[Rows from a figure dataset]
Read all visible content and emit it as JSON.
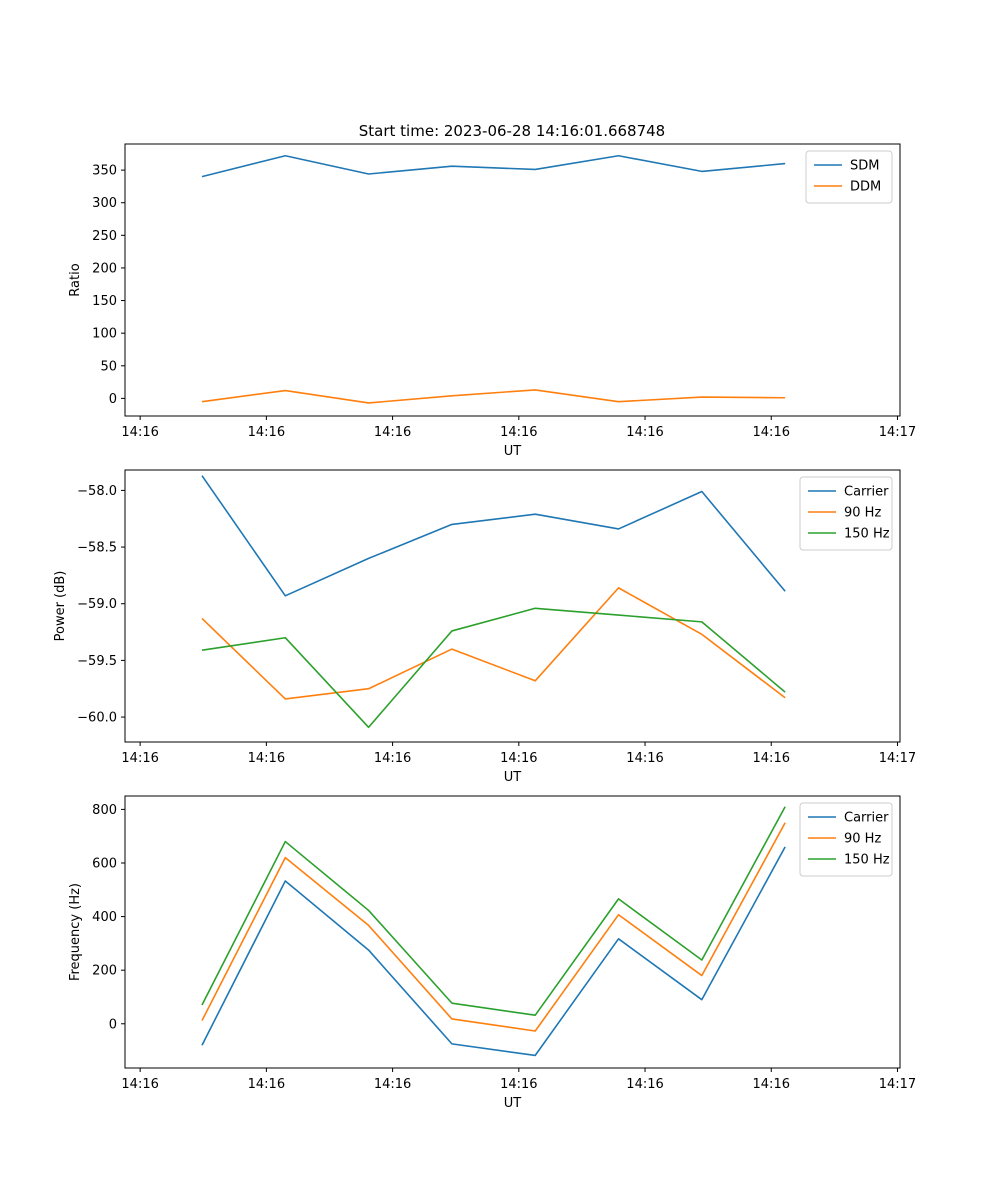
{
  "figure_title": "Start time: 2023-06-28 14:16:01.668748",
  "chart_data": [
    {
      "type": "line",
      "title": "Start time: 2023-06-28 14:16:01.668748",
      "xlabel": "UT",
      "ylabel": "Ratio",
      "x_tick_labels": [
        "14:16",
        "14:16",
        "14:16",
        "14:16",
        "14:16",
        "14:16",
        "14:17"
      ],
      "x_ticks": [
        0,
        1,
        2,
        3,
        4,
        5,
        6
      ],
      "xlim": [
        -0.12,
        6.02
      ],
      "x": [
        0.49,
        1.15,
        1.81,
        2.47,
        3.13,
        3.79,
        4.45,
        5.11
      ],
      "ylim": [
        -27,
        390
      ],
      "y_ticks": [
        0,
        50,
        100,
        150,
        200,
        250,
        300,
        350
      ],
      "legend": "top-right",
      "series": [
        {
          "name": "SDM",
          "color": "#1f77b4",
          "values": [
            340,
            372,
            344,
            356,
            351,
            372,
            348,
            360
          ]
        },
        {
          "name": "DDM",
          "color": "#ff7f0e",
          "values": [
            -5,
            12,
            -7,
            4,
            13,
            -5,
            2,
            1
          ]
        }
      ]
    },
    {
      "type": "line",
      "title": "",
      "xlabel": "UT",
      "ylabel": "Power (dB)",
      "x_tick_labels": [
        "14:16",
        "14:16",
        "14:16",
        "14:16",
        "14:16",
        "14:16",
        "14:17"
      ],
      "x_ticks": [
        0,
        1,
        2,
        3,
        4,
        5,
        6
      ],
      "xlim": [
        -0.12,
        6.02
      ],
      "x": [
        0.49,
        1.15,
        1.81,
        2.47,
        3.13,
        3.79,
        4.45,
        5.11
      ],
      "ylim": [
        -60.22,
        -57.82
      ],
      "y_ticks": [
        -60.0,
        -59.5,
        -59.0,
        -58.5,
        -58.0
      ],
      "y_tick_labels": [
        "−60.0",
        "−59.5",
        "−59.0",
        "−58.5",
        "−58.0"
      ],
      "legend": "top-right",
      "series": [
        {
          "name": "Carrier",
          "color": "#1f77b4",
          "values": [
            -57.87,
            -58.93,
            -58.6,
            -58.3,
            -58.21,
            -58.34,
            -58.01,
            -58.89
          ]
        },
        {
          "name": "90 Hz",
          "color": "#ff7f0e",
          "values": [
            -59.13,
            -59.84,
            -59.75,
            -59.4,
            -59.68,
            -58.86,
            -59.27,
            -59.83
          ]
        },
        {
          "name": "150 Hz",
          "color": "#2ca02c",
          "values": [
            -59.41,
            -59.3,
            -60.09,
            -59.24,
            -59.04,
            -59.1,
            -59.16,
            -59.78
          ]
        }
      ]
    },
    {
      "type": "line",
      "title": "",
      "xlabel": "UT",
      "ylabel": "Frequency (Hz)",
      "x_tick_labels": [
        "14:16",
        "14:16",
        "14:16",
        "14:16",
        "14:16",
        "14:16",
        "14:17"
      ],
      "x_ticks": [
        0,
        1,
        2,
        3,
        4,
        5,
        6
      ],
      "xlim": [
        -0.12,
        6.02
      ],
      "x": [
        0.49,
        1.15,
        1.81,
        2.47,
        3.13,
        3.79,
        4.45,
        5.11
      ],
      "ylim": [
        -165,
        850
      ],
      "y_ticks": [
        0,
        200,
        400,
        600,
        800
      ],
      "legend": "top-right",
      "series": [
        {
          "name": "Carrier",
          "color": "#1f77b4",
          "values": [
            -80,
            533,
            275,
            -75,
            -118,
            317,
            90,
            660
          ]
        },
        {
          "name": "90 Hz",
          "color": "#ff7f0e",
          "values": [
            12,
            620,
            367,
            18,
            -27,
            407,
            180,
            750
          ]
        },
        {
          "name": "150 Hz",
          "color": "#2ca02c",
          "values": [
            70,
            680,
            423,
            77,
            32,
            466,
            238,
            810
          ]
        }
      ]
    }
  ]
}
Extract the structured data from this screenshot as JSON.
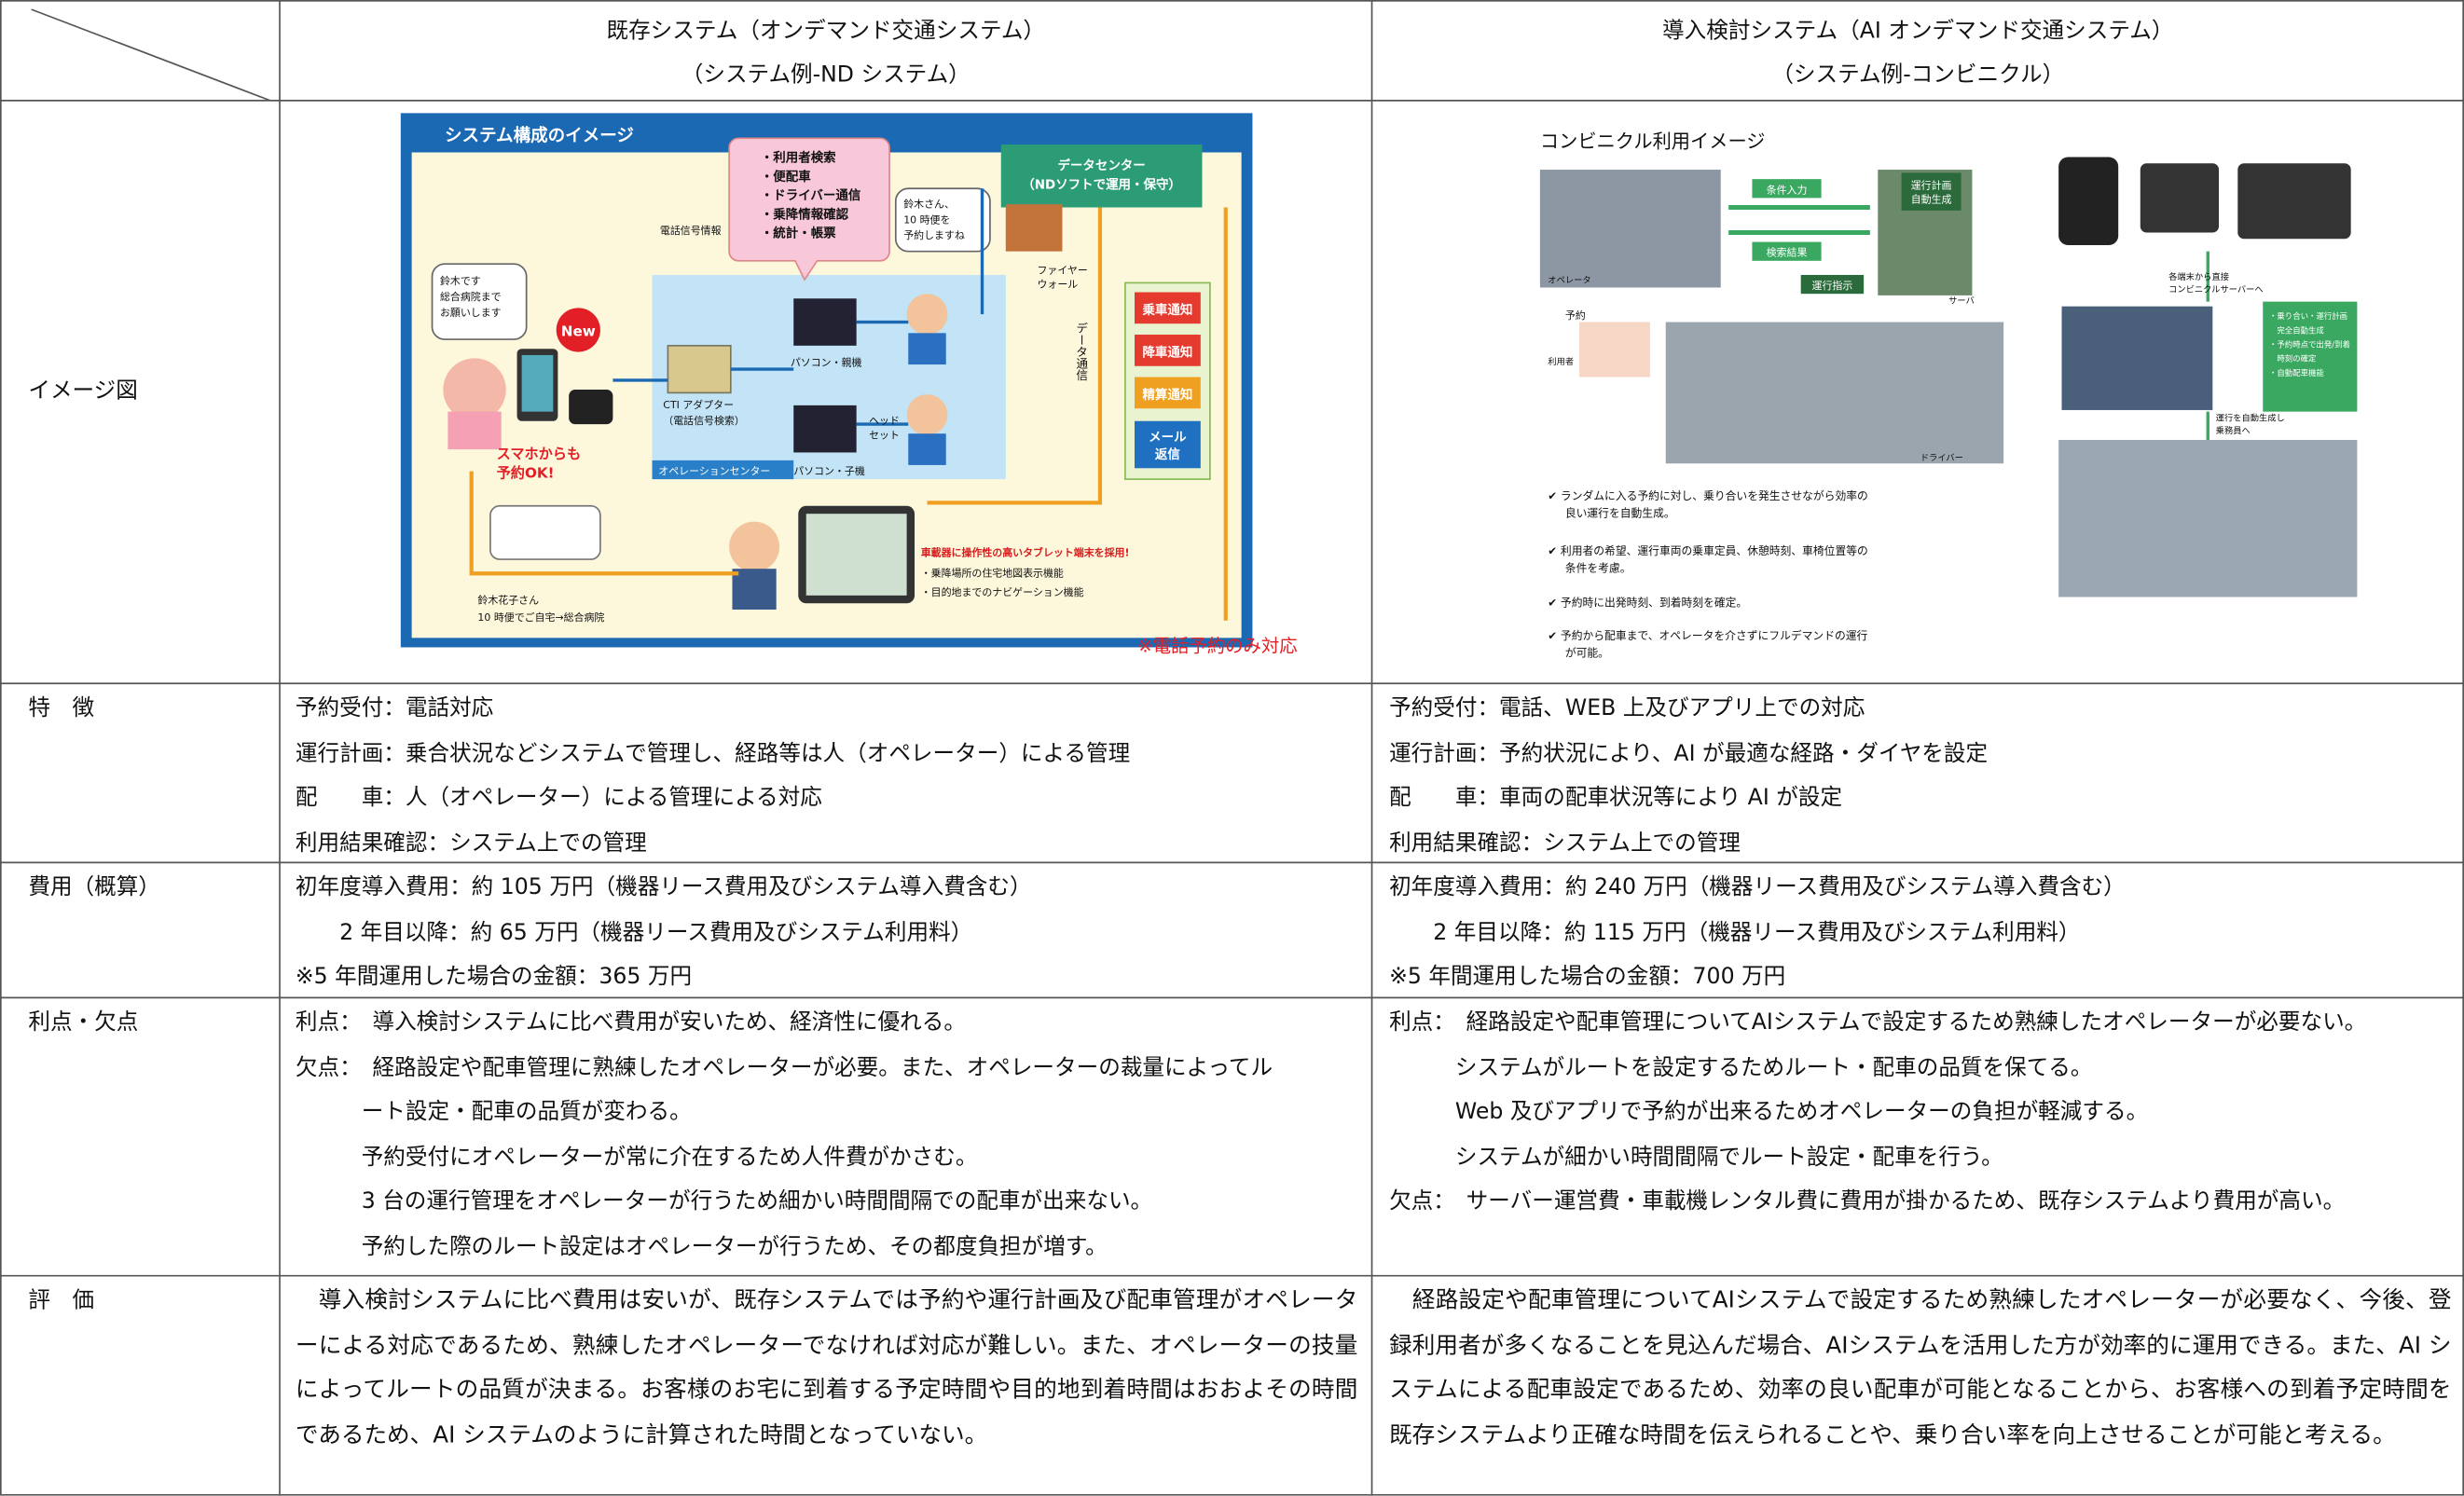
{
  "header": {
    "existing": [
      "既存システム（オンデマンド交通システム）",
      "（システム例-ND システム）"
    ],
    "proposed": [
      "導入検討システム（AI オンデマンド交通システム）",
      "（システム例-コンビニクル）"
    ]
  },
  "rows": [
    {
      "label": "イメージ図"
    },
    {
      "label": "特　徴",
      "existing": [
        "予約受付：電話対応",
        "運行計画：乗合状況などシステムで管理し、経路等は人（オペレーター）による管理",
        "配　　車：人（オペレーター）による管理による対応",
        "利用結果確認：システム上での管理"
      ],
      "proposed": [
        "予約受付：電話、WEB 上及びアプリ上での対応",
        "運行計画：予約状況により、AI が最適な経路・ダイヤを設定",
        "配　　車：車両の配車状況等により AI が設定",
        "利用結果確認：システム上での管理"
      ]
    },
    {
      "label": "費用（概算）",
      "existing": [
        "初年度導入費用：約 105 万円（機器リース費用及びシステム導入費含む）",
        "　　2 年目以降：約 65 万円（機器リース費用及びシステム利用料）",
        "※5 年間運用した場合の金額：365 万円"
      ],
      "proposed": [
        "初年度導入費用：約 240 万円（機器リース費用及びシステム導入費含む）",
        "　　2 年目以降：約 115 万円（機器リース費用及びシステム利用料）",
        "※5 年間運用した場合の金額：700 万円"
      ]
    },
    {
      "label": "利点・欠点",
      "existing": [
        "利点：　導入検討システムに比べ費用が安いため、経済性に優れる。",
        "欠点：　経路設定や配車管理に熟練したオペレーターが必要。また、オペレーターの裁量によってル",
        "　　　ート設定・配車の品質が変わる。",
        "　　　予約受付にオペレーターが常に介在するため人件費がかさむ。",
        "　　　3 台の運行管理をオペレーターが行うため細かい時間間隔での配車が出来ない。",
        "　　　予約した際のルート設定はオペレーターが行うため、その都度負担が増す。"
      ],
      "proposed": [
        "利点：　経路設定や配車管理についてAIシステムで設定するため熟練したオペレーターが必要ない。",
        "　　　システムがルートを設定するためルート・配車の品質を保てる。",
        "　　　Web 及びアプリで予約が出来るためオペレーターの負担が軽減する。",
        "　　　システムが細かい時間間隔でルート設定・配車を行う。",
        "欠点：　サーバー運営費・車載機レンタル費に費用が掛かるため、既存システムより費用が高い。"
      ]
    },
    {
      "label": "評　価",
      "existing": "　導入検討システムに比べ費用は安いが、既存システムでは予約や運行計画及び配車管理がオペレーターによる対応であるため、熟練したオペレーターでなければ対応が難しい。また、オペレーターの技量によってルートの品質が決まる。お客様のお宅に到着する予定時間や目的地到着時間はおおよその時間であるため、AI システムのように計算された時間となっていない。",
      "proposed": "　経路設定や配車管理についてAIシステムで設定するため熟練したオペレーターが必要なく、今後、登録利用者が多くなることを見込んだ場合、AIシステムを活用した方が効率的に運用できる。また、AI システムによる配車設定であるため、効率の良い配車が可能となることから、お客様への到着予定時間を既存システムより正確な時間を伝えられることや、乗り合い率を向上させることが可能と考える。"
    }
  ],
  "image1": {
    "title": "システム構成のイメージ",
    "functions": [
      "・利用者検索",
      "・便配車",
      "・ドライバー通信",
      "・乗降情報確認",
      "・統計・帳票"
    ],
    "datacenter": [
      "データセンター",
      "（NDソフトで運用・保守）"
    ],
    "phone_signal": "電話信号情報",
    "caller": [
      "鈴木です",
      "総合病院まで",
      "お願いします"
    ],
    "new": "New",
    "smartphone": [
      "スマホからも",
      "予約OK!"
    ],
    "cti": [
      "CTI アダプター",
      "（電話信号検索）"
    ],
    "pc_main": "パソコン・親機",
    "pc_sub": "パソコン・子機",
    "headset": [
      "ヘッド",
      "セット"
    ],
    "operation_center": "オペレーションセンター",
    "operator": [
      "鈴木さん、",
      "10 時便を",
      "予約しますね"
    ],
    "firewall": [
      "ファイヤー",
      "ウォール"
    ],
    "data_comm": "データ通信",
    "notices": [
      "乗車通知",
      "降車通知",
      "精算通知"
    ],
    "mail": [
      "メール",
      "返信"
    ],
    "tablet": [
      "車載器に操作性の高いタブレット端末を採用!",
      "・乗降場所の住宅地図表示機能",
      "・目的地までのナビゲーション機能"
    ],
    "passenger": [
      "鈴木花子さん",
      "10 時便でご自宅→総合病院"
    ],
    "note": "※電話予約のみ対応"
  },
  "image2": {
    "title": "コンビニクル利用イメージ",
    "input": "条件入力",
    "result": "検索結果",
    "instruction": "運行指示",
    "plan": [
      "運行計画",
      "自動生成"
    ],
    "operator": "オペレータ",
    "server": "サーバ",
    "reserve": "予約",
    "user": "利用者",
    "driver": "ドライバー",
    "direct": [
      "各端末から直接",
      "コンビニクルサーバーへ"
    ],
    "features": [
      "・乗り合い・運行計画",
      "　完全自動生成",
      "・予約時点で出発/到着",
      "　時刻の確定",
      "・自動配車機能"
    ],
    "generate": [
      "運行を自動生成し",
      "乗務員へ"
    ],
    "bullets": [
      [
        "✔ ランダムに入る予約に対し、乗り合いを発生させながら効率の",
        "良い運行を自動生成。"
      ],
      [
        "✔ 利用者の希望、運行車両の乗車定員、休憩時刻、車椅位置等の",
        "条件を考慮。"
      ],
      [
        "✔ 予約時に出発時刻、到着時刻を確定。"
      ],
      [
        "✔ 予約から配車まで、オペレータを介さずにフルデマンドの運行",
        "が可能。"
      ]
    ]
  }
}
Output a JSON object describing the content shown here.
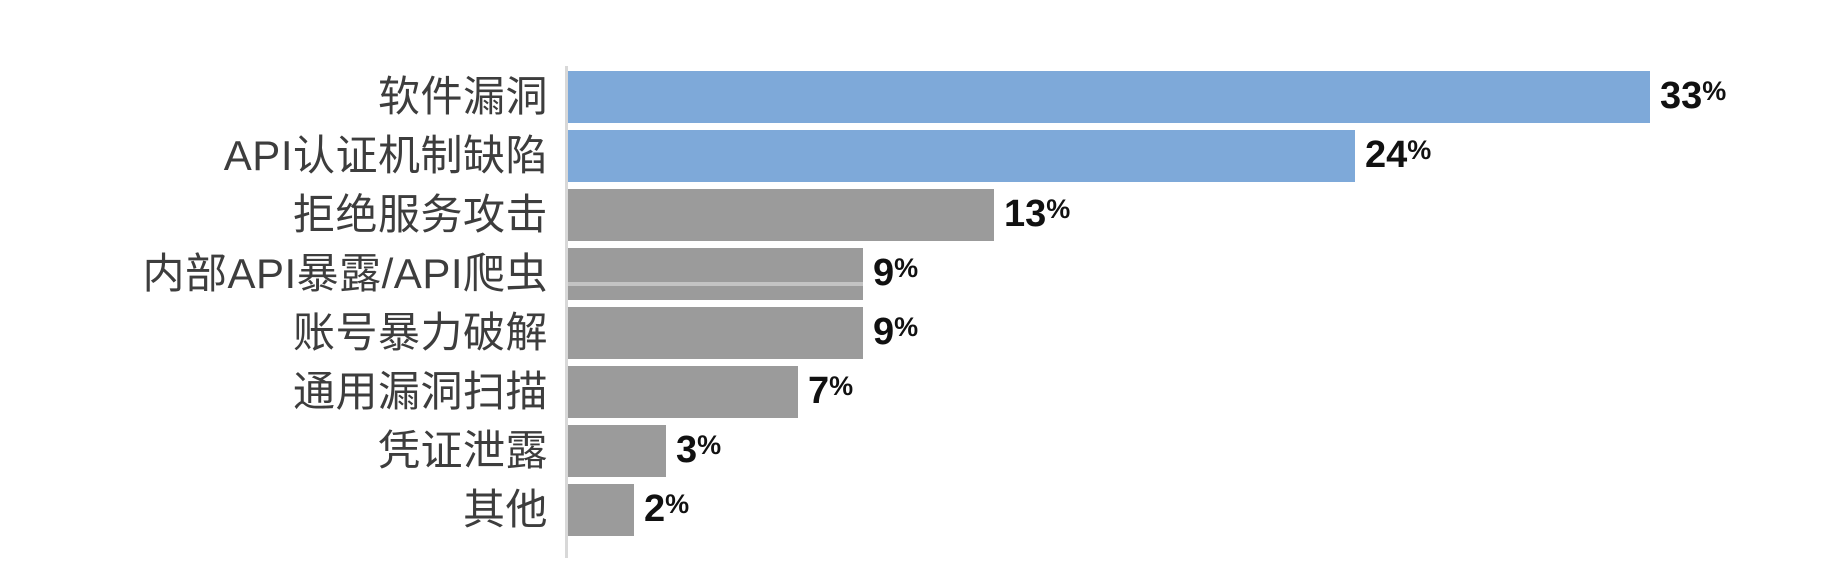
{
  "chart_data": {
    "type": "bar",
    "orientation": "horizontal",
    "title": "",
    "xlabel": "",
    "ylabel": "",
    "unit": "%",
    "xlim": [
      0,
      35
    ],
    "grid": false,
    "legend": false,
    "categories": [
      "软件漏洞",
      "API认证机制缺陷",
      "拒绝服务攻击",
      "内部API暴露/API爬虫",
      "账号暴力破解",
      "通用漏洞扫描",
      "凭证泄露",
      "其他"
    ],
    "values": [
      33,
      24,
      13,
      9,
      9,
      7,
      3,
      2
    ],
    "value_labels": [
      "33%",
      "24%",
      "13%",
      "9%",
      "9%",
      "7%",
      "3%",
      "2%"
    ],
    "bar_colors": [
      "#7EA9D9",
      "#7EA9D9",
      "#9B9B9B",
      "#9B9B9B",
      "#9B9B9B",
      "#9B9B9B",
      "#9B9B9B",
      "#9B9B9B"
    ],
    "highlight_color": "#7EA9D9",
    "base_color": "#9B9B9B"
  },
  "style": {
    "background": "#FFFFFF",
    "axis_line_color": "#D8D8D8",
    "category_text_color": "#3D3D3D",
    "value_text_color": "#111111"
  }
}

▶ Work to do: Indicate how many lines of the material contain the string "ylabel", giving the number and nothing more.

▶ Full answer: 4